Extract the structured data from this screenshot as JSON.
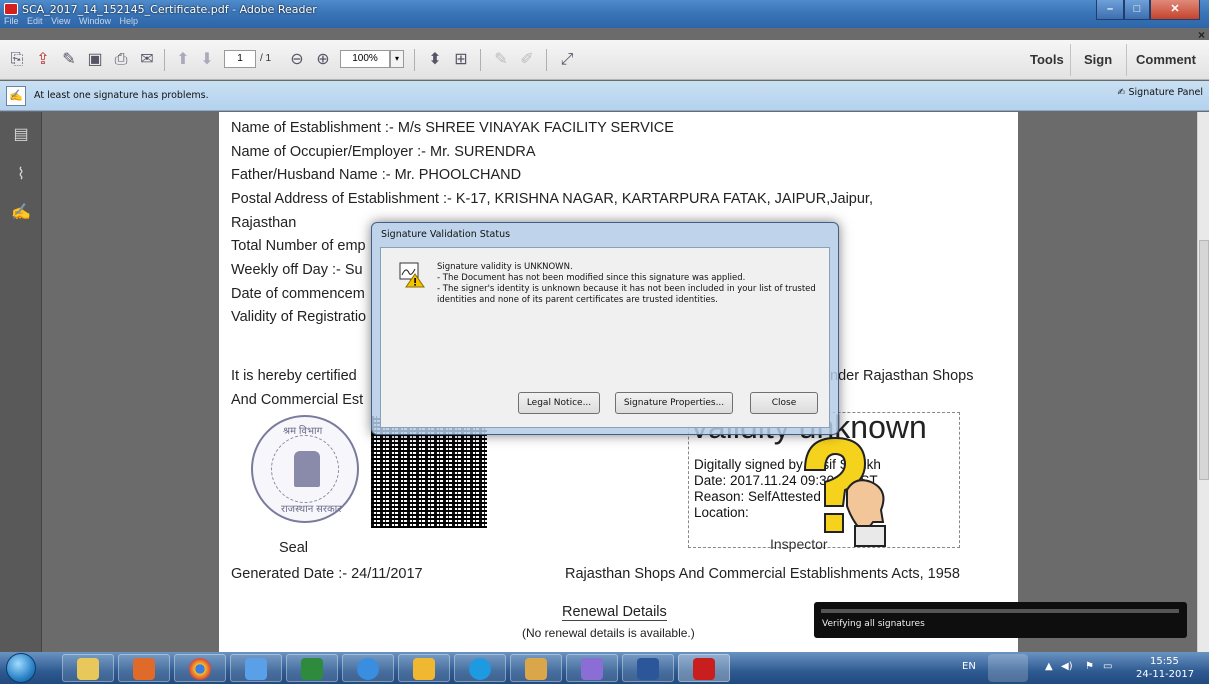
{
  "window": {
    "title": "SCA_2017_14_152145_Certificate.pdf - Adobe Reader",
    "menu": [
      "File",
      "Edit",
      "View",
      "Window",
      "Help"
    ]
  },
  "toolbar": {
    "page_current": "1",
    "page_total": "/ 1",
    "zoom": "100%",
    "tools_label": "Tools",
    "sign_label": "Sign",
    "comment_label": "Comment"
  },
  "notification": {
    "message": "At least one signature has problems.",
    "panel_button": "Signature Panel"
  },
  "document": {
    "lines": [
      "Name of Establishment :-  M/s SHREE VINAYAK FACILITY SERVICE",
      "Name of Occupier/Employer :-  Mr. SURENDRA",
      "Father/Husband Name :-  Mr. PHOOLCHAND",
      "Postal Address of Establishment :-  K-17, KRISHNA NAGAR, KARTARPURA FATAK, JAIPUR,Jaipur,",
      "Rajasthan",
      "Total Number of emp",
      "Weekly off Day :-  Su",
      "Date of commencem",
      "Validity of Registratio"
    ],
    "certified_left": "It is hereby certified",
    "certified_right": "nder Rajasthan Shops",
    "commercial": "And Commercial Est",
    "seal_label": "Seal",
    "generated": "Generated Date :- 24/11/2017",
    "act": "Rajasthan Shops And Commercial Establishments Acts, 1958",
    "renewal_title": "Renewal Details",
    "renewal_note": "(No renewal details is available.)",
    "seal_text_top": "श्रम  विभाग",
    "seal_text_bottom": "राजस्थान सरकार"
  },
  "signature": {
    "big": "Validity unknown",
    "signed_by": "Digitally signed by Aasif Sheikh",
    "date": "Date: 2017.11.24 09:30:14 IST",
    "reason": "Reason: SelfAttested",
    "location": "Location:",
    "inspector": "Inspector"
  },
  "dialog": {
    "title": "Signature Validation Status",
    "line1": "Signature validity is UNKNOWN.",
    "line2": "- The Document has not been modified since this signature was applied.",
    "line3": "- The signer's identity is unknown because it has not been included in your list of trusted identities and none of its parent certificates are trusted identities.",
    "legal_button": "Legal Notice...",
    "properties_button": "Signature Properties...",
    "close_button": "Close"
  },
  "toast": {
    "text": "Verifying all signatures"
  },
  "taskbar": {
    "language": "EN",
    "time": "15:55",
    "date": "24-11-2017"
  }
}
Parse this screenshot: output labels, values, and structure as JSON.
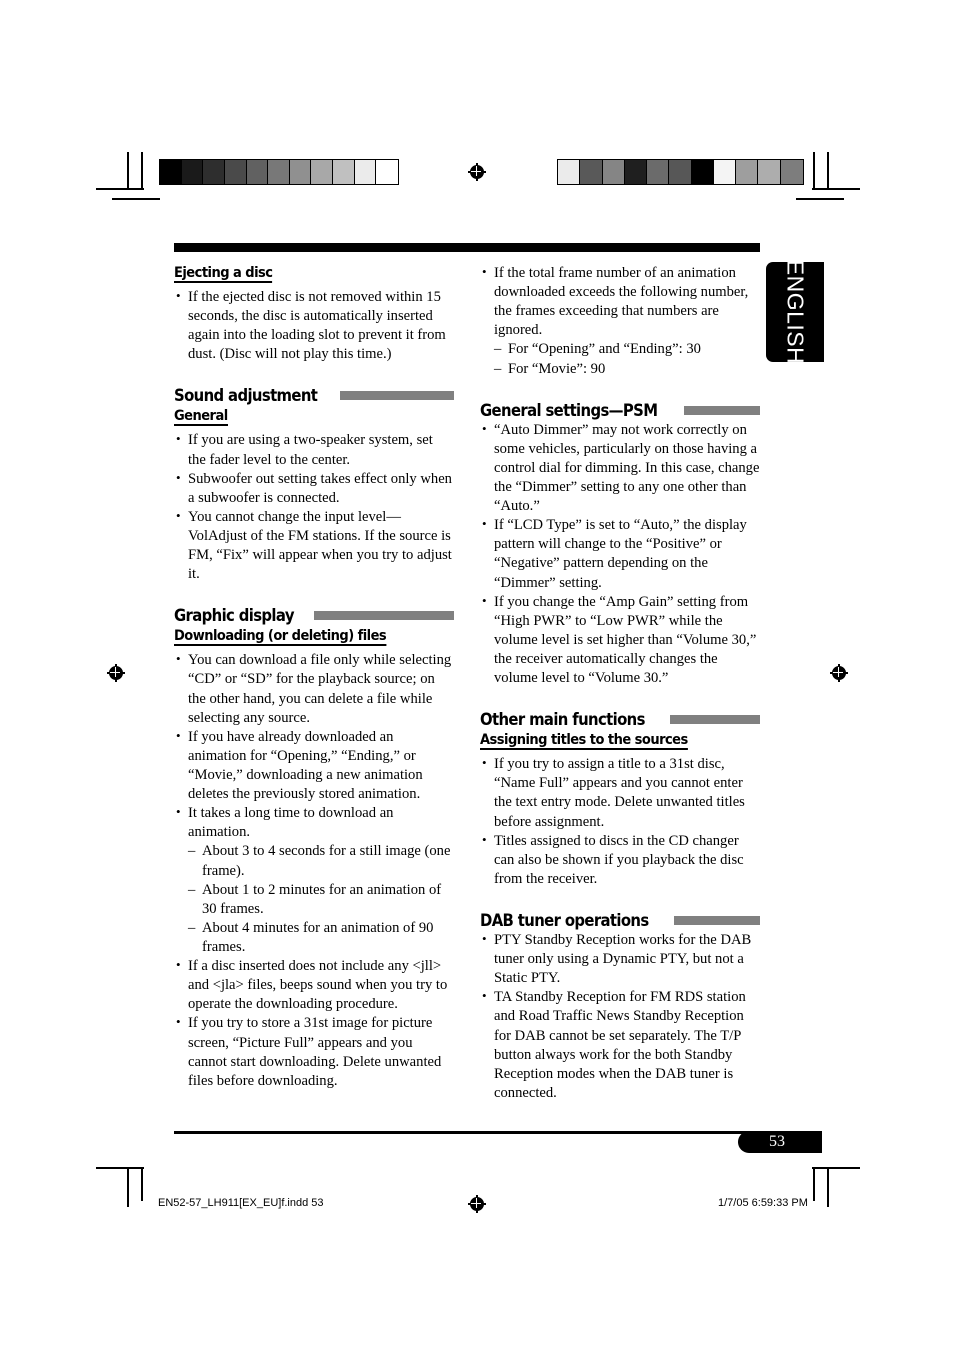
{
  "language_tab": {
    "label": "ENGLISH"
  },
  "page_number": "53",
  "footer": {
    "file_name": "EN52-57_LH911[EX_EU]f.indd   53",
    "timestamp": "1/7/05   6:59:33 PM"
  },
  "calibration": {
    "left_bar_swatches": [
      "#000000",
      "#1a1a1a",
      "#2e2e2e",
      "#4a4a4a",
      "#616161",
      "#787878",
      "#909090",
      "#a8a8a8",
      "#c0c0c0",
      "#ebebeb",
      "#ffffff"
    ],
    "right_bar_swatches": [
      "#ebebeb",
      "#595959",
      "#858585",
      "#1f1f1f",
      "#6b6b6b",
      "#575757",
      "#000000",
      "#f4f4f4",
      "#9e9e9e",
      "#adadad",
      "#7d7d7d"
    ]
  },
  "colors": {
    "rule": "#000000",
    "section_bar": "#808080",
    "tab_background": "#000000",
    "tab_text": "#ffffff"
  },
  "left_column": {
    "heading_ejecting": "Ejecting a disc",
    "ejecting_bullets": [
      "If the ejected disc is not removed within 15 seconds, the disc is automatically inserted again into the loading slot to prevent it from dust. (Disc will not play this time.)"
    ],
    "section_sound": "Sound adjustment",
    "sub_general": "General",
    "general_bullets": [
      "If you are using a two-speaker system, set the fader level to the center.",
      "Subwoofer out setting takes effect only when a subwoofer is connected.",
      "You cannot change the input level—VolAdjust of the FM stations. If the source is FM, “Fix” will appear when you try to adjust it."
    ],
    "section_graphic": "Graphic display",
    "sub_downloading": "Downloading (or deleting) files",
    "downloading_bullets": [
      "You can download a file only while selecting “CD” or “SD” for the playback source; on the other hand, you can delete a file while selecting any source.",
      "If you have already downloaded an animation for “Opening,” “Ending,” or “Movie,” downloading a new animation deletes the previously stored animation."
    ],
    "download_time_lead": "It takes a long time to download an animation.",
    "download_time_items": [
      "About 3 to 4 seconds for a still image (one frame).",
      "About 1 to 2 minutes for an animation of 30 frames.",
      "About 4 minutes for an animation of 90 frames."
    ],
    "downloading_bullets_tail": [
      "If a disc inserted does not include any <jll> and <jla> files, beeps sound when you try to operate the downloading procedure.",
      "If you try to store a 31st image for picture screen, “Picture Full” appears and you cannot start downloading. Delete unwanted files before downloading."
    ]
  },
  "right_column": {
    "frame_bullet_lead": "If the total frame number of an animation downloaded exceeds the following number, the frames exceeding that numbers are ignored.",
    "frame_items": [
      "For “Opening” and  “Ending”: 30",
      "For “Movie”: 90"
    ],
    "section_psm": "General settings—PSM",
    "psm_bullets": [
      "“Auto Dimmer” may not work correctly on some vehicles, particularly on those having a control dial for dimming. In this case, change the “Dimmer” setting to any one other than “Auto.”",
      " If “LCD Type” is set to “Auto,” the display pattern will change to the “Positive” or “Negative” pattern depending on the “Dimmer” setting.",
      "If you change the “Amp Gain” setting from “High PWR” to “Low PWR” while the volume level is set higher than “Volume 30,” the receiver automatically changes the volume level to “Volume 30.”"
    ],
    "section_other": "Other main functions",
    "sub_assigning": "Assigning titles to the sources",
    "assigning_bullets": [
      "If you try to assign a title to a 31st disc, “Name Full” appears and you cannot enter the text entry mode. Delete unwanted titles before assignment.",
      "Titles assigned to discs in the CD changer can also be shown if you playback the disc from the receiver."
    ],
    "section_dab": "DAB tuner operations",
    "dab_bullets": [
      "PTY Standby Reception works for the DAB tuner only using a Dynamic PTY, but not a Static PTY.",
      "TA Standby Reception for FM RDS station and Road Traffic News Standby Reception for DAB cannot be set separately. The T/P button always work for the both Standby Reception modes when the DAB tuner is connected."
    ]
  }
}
---
Every entry must be written out exactly, with all pictures left out.

Extract the structured data from this screenshot as JSON.
{
  "window": {
    "title": "SCA_2017_14_152145_Certificate.pdf - Adobe Reader",
    "menu": [
      "File",
      "Edit",
      "View",
      "Window",
      "Help"
    ]
  },
  "toolbar": {
    "page_current": "1",
    "page_total": "/ 1",
    "zoom": "100%",
    "tools_label": "Tools",
    "sign_label": "Sign",
    "comment_label": "Comment"
  },
  "notification": {
    "message": "At least one signature has problems.",
    "panel_button": "Signature Panel"
  },
  "document": {
    "lines": [
      "Name of Establishment :-  M/s SHREE VINAYAK FACILITY SERVICE",
      "Name of Occupier/Employer :-  Mr. SURENDRA",
      "Father/Husband Name :-  Mr. PHOOLCHAND",
      "Postal Address of Establishment :-  K-17, KRISHNA NAGAR, KARTARPURA FATAK, JAIPUR,Jaipur,",
      "Rajasthan",
      "Total Number of emp",
      "Weekly off Day :-  Su",
      "Date of commencem",
      "Validity of Registratio"
    ],
    "certified_left": "It is hereby certified",
    "certified_right": "nder Rajasthan Shops",
    "commercial": "And Commercial Est",
    "seal_label": "Seal",
    "generated": "Generated Date :- 24/11/2017",
    "act": "Rajasthan Shops And Commercial Establishments Acts, 1958",
    "renewal_title": "Renewal Details",
    "renewal_note": "(No renewal details is available.)",
    "seal_text_top": "श्रम  विभाग",
    "seal_text_bottom": "राजस्थान सरकार"
  },
  "signature": {
    "big": "Validity unknown",
    "signed_by": "Digitally signed by Aasif Sheikh",
    "date": "Date: 2017.11.24 09:30:14 IST",
    "reason": "Reason: SelfAttested",
    "location": "Location:",
    "inspector": "Inspector"
  },
  "dialog": {
    "title": "Signature Validation Status",
    "line1": "Signature validity is UNKNOWN.",
    "line2": "- The Document has not been modified since this signature was applied.",
    "line3": "- The signer's identity is unknown because it has not been included in your list of trusted identities and none of its parent certificates are trusted identities.",
    "legal_button": "Legal Notice...",
    "properties_button": "Signature Properties...",
    "close_button": "Close"
  },
  "toast": {
    "text": "Verifying all signatures"
  },
  "taskbar": {
    "language": "EN",
    "time": "15:55",
    "date": "24-11-2017"
  }
}
Parse this screenshot: output labels, values, and structure as JSON.
{
  "language_tab": {
    "label": "ENGLISH"
  },
  "page_number": "53",
  "footer": {
    "file_name": "EN52-57_LH911[EX_EU]f.indd   53",
    "timestamp": "1/7/05   6:59:33 PM"
  },
  "calibration": {
    "left_bar_swatches": [
      "#000000",
      "#1a1a1a",
      "#2e2e2e",
      "#4a4a4a",
      "#616161",
      "#787878",
      "#909090",
      "#a8a8a8",
      "#c0c0c0",
      "#ebebeb",
      "#ffffff"
    ],
    "right_bar_swatches": [
      "#ebebeb",
      "#595959",
      "#858585",
      "#1f1f1f",
      "#6b6b6b",
      "#575757",
      "#000000",
      "#f4f4f4",
      "#9e9e9e",
      "#adadad",
      "#7d7d7d"
    ]
  },
  "colors": {
    "rule": "#000000",
    "section_bar": "#808080",
    "tab_background": "#000000",
    "tab_text": "#ffffff"
  },
  "left_column": {
    "heading_ejecting": "Ejecting a disc",
    "ejecting_bullets": [
      "If the ejected disc is not removed within 15 seconds, the disc is automatically inserted again into the loading slot to prevent it from dust. (Disc will not play this time.)"
    ],
    "section_sound": "Sound adjustment",
    "sub_general": "General",
    "general_bullets": [
      "If you are using a two-speaker system, set the fader level to the center.",
      "Subwoofer out setting takes effect only when a subwoofer is connected.",
      "You cannot change the input level—VolAdjust of the FM stations. If the source is FM, “Fix” will appear when you try to adjust it."
    ],
    "section_graphic": "Graphic display",
    "sub_downloading": "Downloading (or deleting) files",
    "downloading_bullets": [
      "You can download a file only while selecting “CD” or “SD” for the playback source; on the other hand, you can delete a file while selecting any source.",
      "If you have already downloaded an animation for “Opening,” “Ending,” or “Movie,” downloading a new animation deletes the previously stored animation."
    ],
    "download_time_lead": "It takes a long time to download an animation.",
    "download_time_items": [
      "About 3 to 4 seconds for a still image (one frame).",
      "About 1 to 2 minutes for an animation of 30 frames.",
      "About 4 minutes for an animation of 90 frames."
    ],
    "downloading_bullets_tail": [
      "If a disc inserted does not include any <jll> and <jla> files, beeps sound when you try to operate the downloading procedure.",
      "If you try to store a 31st image for picture screen, “Picture Full” appears and you cannot start downloading. Delete unwanted files before downloading."
    ]
  },
  "right_column": {
    "frame_bullet_lead": "If the total frame number of an animation downloaded exceeds the following number, the frames exceeding that numbers are ignored.",
    "frame_items": [
      "For “Opening” and  “Ending”: 30",
      "For “Movie”: 90"
    ],
    "section_psm": "General settings—PSM",
    "psm_bullets": [
      "“Auto Dimmer” may not work correctly on some vehicles, particularly on those having a control dial for dimming. In this case, change the “Dimmer” setting to any one other than “Auto.”",
      " If “LCD Type” is set to “Auto,” the display pattern will change to the “Positive” or “Negative” pattern depending on the “Dimmer” setting.",
      "If you change the “Amp Gain” setting from “High PWR” to “Low PWR” while the volume level is set higher than “Volume 30,” the receiver automatically changes the volume level to “Volume 30.”"
    ],
    "section_other": "Other main functions",
    "sub_assigning": "Assigning titles to the sources",
    "assigning_bullets": [
      "If you try to assign a title to a 31st disc, “Name Full” appears and you cannot enter the text entry mode. Delete unwanted titles before assignment.",
      "Titles assigned to discs in the CD changer can also be shown if you playback the disc from the receiver."
    ],
    "section_dab": "DAB tuner operations",
    "dab_bullets": [
      "PTY Standby Reception works for the DAB tuner only using a Dynamic PTY, but not a Static PTY.",
      "TA Standby Reception for FM RDS station and Road Traffic News Standby Reception for DAB cannot be set separately. The T/P button always work for the both Standby Reception modes when the DAB tuner is connected."
    ]
  }
}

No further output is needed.